Aim: Return the full material exactly.

Input rows:
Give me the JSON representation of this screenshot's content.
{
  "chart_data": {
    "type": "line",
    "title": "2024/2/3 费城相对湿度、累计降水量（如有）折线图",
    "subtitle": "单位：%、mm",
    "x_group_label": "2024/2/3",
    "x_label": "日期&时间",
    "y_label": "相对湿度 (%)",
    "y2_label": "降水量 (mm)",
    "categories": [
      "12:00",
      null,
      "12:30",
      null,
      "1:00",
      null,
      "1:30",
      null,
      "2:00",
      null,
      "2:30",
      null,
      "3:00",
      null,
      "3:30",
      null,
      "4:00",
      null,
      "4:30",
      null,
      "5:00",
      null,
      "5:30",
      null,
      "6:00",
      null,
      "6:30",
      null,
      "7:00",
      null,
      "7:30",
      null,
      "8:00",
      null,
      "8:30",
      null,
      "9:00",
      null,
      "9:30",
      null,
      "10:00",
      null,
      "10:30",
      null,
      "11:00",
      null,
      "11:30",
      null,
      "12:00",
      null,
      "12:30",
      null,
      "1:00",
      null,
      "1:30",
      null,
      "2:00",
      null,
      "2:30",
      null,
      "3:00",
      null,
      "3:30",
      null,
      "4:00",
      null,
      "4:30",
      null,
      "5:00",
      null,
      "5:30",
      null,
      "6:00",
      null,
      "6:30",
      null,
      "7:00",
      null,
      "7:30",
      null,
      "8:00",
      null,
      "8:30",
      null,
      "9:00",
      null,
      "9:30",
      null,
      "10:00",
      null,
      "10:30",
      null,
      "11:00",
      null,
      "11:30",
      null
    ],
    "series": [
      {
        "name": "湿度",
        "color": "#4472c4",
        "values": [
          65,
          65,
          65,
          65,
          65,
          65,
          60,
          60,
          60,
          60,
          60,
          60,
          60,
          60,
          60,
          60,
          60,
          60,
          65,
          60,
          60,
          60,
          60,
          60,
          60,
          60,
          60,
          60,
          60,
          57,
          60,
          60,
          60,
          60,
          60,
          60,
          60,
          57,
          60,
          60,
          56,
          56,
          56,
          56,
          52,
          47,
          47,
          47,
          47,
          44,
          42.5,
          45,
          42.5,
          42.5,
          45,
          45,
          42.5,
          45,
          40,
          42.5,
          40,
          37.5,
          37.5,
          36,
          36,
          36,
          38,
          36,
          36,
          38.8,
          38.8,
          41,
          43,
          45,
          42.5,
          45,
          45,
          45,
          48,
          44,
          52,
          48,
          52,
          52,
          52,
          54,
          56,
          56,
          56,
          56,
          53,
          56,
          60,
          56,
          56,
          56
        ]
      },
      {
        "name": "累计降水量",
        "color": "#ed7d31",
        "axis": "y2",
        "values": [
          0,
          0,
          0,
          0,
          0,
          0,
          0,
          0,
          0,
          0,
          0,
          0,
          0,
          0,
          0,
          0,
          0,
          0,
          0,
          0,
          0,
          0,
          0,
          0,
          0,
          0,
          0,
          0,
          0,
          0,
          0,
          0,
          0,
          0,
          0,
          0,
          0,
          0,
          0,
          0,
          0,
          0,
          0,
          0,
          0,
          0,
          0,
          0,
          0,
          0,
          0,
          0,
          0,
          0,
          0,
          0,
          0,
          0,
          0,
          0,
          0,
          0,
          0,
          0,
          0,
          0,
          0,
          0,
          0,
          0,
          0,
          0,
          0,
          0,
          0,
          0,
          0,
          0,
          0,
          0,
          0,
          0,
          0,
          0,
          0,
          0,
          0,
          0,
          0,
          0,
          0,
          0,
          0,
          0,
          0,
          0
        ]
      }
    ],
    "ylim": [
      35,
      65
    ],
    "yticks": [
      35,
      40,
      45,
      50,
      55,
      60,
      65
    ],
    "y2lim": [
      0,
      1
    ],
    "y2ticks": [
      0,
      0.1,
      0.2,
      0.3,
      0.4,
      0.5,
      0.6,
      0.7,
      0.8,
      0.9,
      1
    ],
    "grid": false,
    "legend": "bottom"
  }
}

Expected output:
Give me the JSON representation of this screenshot's content.
{
  "chart_data": {
    "type": "line",
    "title": "2024/2/3 费城相对湿度、累计降水量（如有）折线图",
    "subtitle": "单位：%、mm",
    "x_group_label": "2024/2/3",
    "x_label": "日期&时间",
    "y_label": "相对湿度 (%)",
    "y2_label": "降水量 (mm)",
    "categories": [
      "12:00",
      null,
      "12:30",
      null,
      "1:00",
      null,
      "1:30",
      null,
      "2:00",
      null,
      "2:30",
      null,
      "3:00",
      null,
      "3:30",
      null,
      "4:00",
      null,
      "4:30",
      null,
      "5:00",
      null,
      "5:30",
      null,
      "6:00",
      null,
      "6:30",
      null,
      "7:00",
      null,
      "7:30",
      null,
      "8:00",
      null,
      "8:30",
      null,
      "9:00",
      null,
      "9:30",
      null,
      "10:00",
      null,
      "10:30",
      null,
      "11:00",
      null,
      "11:30",
      null,
      "12:00",
      null,
      "12:30",
      null,
      "1:00",
      null,
      "1:30",
      null,
      "2:00",
      null,
      "2:30",
      null,
      "3:00",
      null,
      "3:30",
      null,
      "4:00",
      null,
      "4:30",
      null,
      "5:00",
      null,
      "5:30",
      null,
      "6:00",
      null,
      "6:30",
      null,
      "7:00",
      null,
      "7:30",
      null,
      "8:00",
      null,
      "8:30",
      null,
      "9:00",
      null,
      "9:30",
      null,
      "10:00",
      null,
      "10:30",
      null,
      "11:00",
      null,
      "11:30",
      null
    ],
    "series": [
      {
        "name": "湿度",
        "color": "#4472c4",
        "values": [
          65,
          65,
          65,
          65,
          65,
          65,
          60,
          60,
          60,
          60,
          60,
          60,
          60,
          60,
          60,
          60,
          60,
          60,
          65,
          60,
          60,
          60,
          60,
          60,
          60,
          60,
          60,
          60,
          60,
          57,
          60,
          60,
          60,
          60,
          60,
          60,
          60,
          57,
          60,
          60,
          56,
          56,
          56,
          56,
          52,
          47,
          47,
          47,
          47,
          44,
          42.5,
          45,
          42.5,
          42.5,
          45,
          45,
          42.5,
          45,
          40,
          42.5,
          40,
          37.5,
          37.5,
          36,
          36,
          36,
          38,
          36,
          36,
          38.8,
          38.8,
          41,
          43,
          45,
          42.5,
          45,
          45,
          45,
          48,
          44,
          52,
          48,
          52,
          52,
          52,
          54,
          56,
          56,
          56,
          56,
          53,
          56,
          60,
          56,
          56,
          56
        ]
      },
      {
        "name": "累计降水量",
        "color": "#ed7d31",
        "axis": "y2",
        "values": [
          0,
          0,
          0,
          0,
          0,
          0,
          0,
          0,
          0,
          0,
          0,
          0,
          0,
          0,
          0,
          0,
          0,
          0,
          0,
          0,
          0,
          0,
          0,
          0,
          0,
          0,
          0,
          0,
          0,
          0,
          0,
          0,
          0,
          0,
          0,
          0,
          0,
          0,
          0,
          0,
          0,
          0,
          0,
          0,
          0,
          0,
          0,
          0,
          0,
          0,
          0,
          0,
          0,
          0,
          0,
          0,
          0,
          0,
          0,
          0,
          0,
          0,
          0,
          0,
          0,
          0,
          0,
          0,
          0,
          0,
          0,
          0,
          0,
          0,
          0,
          0,
          0,
          0,
          0,
          0,
          0,
          0,
          0,
          0,
          0,
          0,
          0,
          0,
          0,
          0,
          0,
          0,
          0,
          0,
          0,
          0
        ]
      }
    ],
    "ylim": [
      35,
      65
    ],
    "yticks": [
      35,
      40,
      45,
      50,
      55,
      60,
      65
    ],
    "y2lim": [
      0,
      1
    ],
    "y2ticks": [
      0,
      0.1,
      0.2,
      0.3,
      0.4,
      0.5,
      0.6,
      0.7,
      0.8,
      0.9,
      1
    ],
    "grid": false,
    "legend": "bottom"
  }
}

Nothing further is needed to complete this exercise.